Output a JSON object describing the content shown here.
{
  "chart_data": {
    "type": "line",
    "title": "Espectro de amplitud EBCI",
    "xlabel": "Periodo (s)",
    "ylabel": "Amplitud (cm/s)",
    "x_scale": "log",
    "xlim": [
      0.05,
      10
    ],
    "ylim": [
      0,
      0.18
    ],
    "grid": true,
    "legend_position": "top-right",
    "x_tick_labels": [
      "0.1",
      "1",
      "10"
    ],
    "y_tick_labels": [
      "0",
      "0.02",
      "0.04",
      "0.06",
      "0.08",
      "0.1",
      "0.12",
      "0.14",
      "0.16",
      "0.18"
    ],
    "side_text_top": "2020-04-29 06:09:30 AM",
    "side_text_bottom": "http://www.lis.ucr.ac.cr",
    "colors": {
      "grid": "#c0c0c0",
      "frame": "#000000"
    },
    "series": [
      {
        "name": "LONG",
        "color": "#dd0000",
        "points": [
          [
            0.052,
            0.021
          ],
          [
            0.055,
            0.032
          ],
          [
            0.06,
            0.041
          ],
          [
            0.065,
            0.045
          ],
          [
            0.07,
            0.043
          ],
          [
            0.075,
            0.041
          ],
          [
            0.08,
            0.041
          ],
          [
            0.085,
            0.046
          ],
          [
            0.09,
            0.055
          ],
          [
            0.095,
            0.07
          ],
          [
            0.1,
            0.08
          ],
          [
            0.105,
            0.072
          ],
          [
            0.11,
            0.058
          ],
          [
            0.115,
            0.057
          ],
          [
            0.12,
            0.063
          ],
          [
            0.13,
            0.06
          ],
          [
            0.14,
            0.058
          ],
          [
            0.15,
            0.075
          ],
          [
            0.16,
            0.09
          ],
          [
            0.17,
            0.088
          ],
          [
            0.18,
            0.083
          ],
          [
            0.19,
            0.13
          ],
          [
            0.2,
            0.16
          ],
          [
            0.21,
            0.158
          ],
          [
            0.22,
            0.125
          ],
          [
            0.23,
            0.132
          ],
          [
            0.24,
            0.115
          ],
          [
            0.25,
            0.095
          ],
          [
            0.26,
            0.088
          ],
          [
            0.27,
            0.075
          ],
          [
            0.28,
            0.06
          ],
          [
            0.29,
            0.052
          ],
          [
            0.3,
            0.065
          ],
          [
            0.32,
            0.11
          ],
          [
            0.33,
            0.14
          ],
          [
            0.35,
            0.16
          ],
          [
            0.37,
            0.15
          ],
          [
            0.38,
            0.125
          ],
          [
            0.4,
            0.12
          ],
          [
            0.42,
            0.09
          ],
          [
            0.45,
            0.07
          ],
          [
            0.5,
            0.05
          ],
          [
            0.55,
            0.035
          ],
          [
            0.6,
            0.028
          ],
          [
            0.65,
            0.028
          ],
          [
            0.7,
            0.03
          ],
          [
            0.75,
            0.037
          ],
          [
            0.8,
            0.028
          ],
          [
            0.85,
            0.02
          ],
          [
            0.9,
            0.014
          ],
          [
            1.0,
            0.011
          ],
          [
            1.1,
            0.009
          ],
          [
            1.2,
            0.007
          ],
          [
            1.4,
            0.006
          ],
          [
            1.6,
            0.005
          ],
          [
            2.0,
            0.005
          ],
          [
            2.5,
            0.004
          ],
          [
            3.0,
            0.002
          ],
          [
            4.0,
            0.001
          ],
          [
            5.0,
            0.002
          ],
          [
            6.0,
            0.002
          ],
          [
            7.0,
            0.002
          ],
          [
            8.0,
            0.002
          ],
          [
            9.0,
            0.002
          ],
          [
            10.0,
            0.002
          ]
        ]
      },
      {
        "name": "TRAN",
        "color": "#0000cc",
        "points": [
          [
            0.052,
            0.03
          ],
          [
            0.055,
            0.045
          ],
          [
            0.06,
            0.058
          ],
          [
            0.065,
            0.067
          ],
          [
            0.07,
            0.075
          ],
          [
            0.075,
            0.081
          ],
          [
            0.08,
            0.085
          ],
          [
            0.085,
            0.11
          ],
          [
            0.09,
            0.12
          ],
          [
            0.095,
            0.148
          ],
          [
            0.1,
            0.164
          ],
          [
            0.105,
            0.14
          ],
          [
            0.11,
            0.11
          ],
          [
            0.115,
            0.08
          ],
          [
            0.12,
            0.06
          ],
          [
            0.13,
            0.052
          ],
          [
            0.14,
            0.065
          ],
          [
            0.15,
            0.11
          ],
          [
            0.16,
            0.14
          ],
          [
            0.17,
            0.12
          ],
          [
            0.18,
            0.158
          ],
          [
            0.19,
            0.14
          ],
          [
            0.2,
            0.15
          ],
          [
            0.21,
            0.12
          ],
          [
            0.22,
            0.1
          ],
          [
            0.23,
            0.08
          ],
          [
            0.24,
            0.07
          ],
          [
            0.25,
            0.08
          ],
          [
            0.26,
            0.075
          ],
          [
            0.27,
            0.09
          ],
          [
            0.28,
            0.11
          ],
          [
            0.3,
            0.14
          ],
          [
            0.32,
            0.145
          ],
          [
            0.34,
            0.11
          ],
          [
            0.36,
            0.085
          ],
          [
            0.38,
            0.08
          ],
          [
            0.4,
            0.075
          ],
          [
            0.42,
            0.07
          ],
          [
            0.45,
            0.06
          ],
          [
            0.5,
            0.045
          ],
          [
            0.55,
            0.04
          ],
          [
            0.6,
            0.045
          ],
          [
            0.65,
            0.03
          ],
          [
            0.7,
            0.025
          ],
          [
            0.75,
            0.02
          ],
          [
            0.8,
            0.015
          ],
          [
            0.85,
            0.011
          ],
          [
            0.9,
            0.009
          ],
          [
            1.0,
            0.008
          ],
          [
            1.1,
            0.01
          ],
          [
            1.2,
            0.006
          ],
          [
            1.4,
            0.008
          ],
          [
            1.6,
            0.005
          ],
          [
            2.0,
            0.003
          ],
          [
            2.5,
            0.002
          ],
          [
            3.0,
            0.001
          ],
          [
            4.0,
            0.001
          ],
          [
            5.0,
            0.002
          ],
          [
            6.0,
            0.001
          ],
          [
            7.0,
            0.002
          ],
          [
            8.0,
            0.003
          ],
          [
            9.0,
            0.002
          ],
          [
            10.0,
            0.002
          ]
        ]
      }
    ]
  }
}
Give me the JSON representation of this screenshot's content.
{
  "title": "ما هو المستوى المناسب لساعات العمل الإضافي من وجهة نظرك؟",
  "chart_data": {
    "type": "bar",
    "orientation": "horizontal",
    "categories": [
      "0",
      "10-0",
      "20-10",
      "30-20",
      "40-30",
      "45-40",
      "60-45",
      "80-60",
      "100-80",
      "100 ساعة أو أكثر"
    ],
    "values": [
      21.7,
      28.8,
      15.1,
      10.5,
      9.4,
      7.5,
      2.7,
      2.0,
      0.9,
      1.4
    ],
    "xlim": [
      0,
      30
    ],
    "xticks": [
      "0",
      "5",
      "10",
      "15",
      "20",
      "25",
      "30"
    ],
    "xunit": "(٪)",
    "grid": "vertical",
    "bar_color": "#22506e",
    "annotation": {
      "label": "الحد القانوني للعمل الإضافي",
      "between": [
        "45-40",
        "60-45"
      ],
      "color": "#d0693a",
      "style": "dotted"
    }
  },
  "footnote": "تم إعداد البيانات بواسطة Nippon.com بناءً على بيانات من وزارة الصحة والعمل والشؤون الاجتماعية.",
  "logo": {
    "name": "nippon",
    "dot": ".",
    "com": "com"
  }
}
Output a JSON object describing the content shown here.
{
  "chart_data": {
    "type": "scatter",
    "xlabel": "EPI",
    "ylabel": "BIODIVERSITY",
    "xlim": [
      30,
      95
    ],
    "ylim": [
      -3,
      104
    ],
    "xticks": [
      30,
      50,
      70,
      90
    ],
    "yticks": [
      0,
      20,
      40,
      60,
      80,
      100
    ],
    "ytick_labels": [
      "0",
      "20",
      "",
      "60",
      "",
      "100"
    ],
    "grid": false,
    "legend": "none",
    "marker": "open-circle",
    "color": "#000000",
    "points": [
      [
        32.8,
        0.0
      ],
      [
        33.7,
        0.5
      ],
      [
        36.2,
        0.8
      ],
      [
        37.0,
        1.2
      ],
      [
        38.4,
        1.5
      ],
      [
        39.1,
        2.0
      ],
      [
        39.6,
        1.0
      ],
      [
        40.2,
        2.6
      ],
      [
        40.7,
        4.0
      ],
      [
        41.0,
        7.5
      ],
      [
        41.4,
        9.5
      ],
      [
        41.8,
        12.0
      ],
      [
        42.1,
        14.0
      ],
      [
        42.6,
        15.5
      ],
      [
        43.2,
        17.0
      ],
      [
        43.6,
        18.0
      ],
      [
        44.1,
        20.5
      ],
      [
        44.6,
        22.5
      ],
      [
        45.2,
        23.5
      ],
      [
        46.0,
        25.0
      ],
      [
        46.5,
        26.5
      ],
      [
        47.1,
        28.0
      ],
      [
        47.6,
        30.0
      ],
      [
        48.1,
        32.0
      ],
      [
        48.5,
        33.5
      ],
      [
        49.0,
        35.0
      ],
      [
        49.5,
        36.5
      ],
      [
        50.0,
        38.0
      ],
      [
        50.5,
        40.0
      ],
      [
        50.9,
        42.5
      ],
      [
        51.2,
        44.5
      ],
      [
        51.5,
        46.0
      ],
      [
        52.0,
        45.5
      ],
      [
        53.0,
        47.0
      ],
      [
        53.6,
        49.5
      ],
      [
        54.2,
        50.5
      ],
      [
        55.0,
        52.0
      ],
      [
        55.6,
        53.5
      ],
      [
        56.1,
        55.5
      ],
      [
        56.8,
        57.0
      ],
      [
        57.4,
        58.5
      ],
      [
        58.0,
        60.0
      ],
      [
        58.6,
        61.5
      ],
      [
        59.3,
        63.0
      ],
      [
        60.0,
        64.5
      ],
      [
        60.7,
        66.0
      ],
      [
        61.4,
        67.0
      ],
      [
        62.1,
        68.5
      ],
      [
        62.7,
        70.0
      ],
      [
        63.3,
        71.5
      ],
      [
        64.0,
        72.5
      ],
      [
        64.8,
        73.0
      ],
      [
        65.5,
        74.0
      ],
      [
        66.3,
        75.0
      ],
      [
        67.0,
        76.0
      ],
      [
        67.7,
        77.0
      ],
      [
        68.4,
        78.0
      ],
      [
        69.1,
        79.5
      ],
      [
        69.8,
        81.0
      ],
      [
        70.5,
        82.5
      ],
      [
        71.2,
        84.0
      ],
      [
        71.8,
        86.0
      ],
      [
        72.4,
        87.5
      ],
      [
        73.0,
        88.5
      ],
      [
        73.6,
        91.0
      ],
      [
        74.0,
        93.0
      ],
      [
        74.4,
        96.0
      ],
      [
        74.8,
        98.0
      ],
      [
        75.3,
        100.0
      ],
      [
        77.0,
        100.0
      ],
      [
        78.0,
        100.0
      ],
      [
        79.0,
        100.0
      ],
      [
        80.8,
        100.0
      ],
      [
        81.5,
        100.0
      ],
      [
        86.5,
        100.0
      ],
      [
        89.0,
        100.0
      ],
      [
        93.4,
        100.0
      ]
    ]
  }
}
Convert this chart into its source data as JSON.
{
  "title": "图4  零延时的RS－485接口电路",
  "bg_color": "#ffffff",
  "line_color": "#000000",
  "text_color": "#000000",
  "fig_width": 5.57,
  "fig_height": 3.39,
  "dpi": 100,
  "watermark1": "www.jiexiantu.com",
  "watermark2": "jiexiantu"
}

- - -

SHORT PROBLEM:
Extract the lines above from the one containing "Convert this chart" to the last line, both included, exactly as written.

WORKED ANSWER:
Convert this chart into its source data as JSON.
{
  "title": "图4  零延时的RS－485接口电路",
  "bg_color": "#ffffff",
  "line_color": "#000000",
  "text_color": "#000000",
  "fig_width": 5.57,
  "fig_height": 3.39,
  "dpi": 100,
  "watermark1": "www.jiexiantu.com",
  "watermark2": "jiexiantu"
}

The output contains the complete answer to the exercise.